Requirement:
Count the lines below that contain the word "Busy" and give only the number.

Bounding box lines:
________________________________________

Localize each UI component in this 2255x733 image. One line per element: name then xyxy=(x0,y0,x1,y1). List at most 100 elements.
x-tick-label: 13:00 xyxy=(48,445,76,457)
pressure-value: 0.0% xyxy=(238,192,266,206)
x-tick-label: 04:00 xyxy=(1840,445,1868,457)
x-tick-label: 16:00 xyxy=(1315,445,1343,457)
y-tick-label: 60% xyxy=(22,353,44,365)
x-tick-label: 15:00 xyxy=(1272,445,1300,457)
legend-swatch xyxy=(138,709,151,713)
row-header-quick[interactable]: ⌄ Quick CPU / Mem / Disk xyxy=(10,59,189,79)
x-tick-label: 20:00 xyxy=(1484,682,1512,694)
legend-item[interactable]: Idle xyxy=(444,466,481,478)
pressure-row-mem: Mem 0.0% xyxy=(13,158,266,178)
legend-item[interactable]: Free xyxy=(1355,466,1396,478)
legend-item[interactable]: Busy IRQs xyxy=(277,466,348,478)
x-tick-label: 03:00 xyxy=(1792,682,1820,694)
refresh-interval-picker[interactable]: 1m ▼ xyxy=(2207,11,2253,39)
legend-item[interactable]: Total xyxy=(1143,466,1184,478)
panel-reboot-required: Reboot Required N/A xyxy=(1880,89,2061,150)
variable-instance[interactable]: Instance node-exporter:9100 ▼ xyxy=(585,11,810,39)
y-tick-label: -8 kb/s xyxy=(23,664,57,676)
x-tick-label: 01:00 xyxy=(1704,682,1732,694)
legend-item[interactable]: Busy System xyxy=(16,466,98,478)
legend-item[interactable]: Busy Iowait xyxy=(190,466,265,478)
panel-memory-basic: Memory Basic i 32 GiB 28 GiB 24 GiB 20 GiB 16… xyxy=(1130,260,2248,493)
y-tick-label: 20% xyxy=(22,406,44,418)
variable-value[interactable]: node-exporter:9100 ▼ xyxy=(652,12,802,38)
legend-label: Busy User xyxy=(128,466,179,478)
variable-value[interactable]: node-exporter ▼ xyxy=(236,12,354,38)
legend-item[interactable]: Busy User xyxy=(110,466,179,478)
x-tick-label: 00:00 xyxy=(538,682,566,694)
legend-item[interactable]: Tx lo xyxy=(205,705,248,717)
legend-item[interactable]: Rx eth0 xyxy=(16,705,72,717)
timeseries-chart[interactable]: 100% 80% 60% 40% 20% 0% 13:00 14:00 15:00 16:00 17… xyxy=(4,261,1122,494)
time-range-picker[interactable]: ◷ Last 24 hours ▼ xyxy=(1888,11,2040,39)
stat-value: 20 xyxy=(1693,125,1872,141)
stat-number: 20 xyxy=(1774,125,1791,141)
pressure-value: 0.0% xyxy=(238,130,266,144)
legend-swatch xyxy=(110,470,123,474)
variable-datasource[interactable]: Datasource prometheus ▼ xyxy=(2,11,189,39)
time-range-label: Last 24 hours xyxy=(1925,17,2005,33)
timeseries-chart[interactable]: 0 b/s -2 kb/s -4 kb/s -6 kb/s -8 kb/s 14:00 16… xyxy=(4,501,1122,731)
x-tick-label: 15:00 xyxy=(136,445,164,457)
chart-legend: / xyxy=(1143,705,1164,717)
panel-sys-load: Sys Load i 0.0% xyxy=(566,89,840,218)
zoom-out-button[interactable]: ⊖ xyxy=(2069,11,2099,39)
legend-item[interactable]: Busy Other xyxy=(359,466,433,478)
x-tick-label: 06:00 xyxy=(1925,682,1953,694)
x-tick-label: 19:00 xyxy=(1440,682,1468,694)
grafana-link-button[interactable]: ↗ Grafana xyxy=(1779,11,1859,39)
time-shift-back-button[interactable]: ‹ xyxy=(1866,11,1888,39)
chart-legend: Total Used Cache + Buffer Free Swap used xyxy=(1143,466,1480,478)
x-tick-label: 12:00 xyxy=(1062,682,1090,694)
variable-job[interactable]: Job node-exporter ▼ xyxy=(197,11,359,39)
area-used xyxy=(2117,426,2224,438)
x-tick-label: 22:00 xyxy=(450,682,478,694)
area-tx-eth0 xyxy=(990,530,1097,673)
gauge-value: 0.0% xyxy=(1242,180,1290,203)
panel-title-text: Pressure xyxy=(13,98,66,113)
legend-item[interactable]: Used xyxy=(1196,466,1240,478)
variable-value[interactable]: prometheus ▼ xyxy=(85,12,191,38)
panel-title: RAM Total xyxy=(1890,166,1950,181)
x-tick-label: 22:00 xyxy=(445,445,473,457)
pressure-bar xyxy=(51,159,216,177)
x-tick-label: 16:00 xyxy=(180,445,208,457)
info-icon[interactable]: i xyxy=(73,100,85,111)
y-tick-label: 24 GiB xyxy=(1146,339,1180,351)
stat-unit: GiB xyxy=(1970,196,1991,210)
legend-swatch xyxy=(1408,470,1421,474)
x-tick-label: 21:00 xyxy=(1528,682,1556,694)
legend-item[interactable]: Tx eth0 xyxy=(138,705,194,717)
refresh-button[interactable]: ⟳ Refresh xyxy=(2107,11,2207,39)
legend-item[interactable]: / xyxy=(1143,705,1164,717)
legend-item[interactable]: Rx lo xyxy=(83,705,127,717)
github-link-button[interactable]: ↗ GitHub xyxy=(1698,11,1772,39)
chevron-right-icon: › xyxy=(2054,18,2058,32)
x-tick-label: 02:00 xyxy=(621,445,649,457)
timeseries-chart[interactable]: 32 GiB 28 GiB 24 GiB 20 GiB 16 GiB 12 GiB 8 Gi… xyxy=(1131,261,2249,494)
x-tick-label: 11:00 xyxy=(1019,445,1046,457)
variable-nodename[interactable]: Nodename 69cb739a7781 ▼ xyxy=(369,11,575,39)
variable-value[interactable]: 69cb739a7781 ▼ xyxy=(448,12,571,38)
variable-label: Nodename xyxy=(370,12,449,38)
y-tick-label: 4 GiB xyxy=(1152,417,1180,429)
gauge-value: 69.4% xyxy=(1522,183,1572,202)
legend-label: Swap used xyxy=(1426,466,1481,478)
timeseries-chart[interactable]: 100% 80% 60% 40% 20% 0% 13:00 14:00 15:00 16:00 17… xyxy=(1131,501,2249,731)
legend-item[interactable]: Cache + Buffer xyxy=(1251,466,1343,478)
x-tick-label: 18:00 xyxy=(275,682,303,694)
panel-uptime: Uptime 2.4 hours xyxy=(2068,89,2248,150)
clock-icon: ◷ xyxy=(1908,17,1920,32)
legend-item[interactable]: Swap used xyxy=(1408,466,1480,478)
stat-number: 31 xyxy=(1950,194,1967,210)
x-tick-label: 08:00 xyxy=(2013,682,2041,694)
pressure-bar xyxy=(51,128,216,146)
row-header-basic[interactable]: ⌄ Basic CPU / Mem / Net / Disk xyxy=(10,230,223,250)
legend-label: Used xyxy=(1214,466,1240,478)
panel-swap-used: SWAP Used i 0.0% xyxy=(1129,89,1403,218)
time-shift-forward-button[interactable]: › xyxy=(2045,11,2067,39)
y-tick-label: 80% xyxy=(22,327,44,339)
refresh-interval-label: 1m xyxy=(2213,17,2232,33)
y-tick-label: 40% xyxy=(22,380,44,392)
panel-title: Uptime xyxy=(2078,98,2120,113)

________________________________________

Problem solution:
6